══ Provided data ══
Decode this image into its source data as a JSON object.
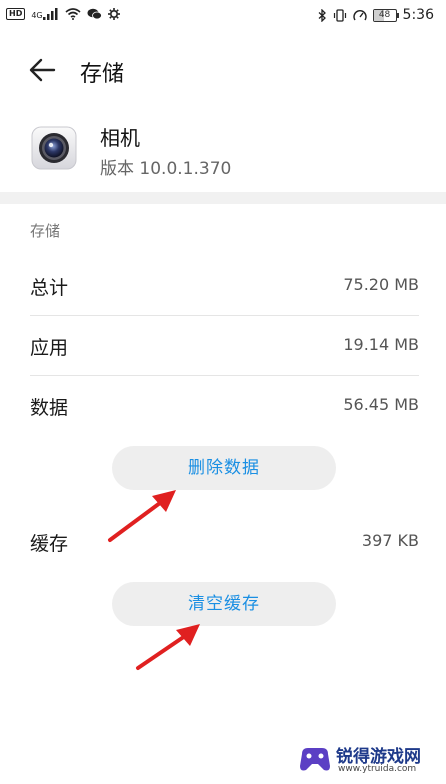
{
  "status_bar": {
    "hd_label": "HD",
    "signal_label": "4G",
    "battery_level": "48",
    "time": "5:36"
  },
  "app_bar": {
    "title": "存储"
  },
  "app_info": {
    "name": "相机",
    "version": "版本 10.0.1.370"
  },
  "storage": {
    "section_label": "存储",
    "rows": [
      {
        "label": "总计",
        "value": "75.20 MB"
      },
      {
        "label": "应用",
        "value": "19.14 MB"
      },
      {
        "label": "数据",
        "value": "56.45 MB"
      }
    ],
    "delete_data_label": "删除数据",
    "cache": {
      "label": "缓存",
      "value": "397 KB"
    },
    "clear_cache_label": "清空缓存"
  },
  "icons": {
    "back": "arrow-left-icon",
    "camera": "camera-app-icon",
    "annotation": "red-arrow-icon"
  },
  "colors": {
    "accent": "#1a8fe3",
    "annotation": "#e02020",
    "button_bg": "#eeeeee",
    "divider": "#f1f1f1"
  },
  "watermark": {
    "title": "锐得游戏网",
    "url": "www.ytruida.com"
  }
}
═══
§ **Directive**
Exclude all images and restate the records above word for word.

§ **Correct response**
Decode this image into its source data as a JSON object.
{
  "status_bar": {
    "hd_label": "HD",
    "signal_label": "4G",
    "battery_level": "48",
    "time": "5:36"
  },
  "app_bar": {
    "title": "存储"
  },
  "app_info": {
    "name": "相机",
    "version": "版本 10.0.1.370"
  },
  "storage": {
    "section_label": "存储",
    "rows": [
      {
        "label": "总计",
        "value": "75.20 MB"
      },
      {
        "label": "应用",
        "value": "19.14 MB"
      },
      {
        "label": "数据",
        "value": "56.45 MB"
      }
    ],
    "delete_data_label": "删除数据",
    "cache": {
      "label": "缓存",
      "value": "397 KB"
    },
    "clear_cache_label": "清空缓存"
  },
  "icons": {
    "back": "arrow-left-icon",
    "camera": "camera-app-icon",
    "annotation": "red-arrow-icon"
  },
  "colors": {
    "accent": "#1a8fe3",
    "annotation": "#e02020",
    "button_bg": "#eeeeee",
    "divider": "#f1f1f1"
  },
  "watermark": {
    "title": "锐得游戏网",
    "url": "www.ytruida.com"
  }
}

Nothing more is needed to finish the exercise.